─── PASSAGE TO READ

You are viewing a plain text version of this content. The canonical link for it is here.
Posted to reviews@spark.apache.org by GitBox <gi...@apache.org> on 2020/11/11 16:09:47 UTC

[GitHub] [spark] srowen commented on a change in pull request #30323: Spelling

srowen commented on a change in pull request #30323:
URL: https://github.com/apache/spark/pull/30323#discussion_r521447840



##########
File path: docs/monitoring.md
##########
@@ -421,7 +421,7 @@ to handle the Spark Context setup and tear down.
 
 In addition to viewing the metrics in the UI, they are also available as JSON.  This gives developers
 an easy way to create new visualizations and monitoring tools for Spark.  The JSON is available for
-both running applications, and in the history server.  The endpoints are mounted at `/api/v1`.  Eg.,
+both running applications, and in the history server.  The endpoints are mounted at `/api/v1`.  E.g.,

Review comment:
       You're welcome to write out "For example" in a case like this, where "E.g." isn't really correct usage to start a sentence. But, fine to leave it as is here.

──────
─── RAW DATA

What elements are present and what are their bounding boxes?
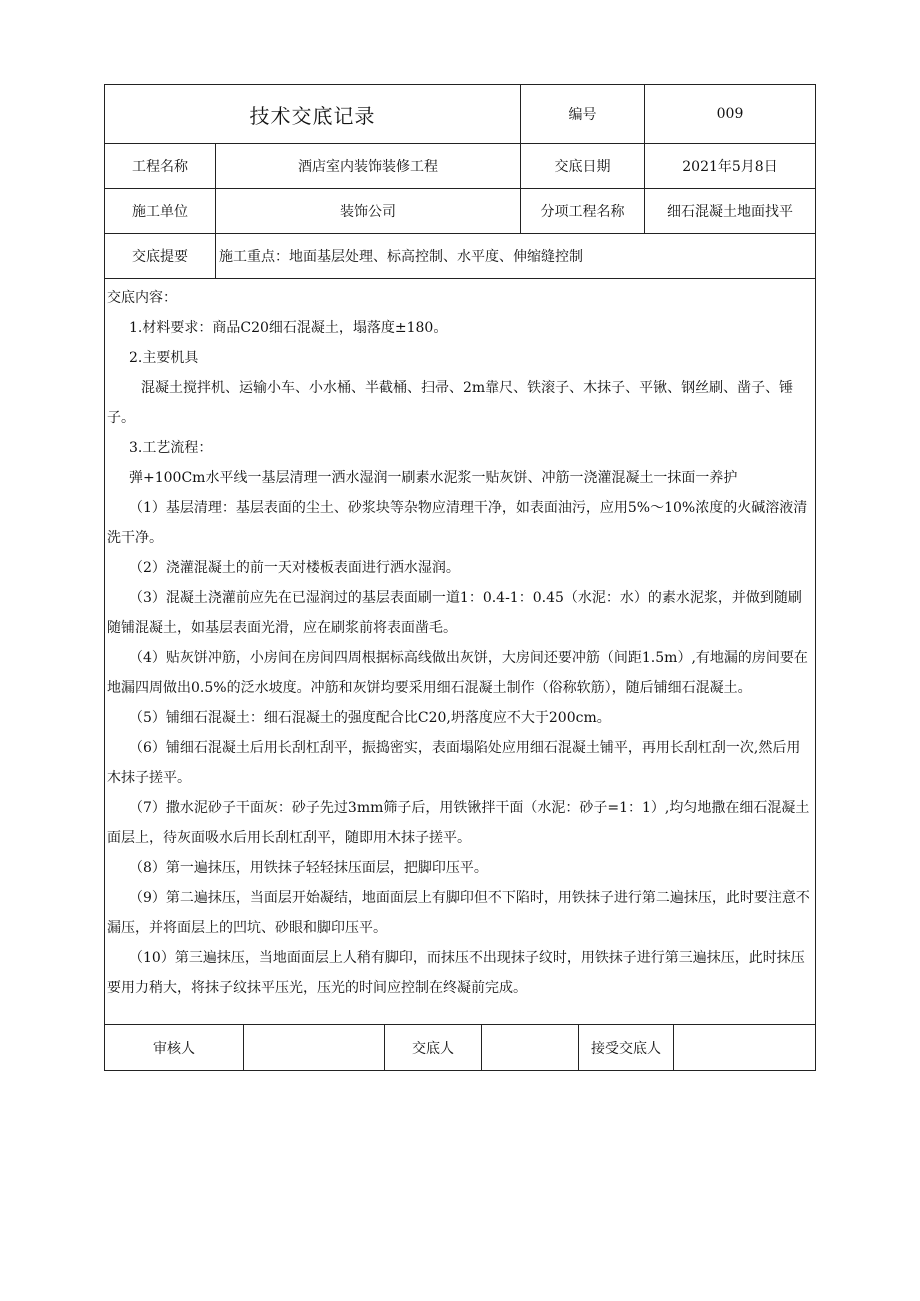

──────

INSTRUCTION A: In the Spark review thread, what does the reviewer say may be written out instead of "E.g." when it starts a sentence?
INSTRUCTION B: Carry the Spark review thread on from its last sentence.
The data is separate material, unrelated to the Spark review thread.

EXPECTED OUTPUT A: "For example"

EXPECTED OUTPUT B:
##########
File path: mllib/src/main/scala/org/apache/spark/mllib/clustering/DistanceMeasure.scala
##########
@@ -78,7 +78,7 @@ private[spark] abstract class DistanceMeasure extends Serializable {
   /**
    * Compute distance between centers in a distributed way.
    */
-  def computeStatisticsDistributedly(
+  def computeStatisticsDistributively(

Review comment:
       Although "Distributedly" is a weird neologism, I don't think it's wrong, or at least, "Distributively" sounds weirder. I'd revert this.

##########
File path: core/src/main/scala/org/apache/spark/util/Utils.scala
##########
@@ -1090,20 +1090,20 @@ private[spark] object Utils extends Logging {
     }
     // checks if the hostport contains IPV6 ip and parses the host, port
     if (hostPort != null && hostPort.split(":").length > 2) {
-      val indx: Int = hostPort.lastIndexOf("]:")

Review comment:
       Likewise, not necessary but I don't mind fixing a few odd local var names. That said also fine to not do this in the name of keeping this large change from getting really large.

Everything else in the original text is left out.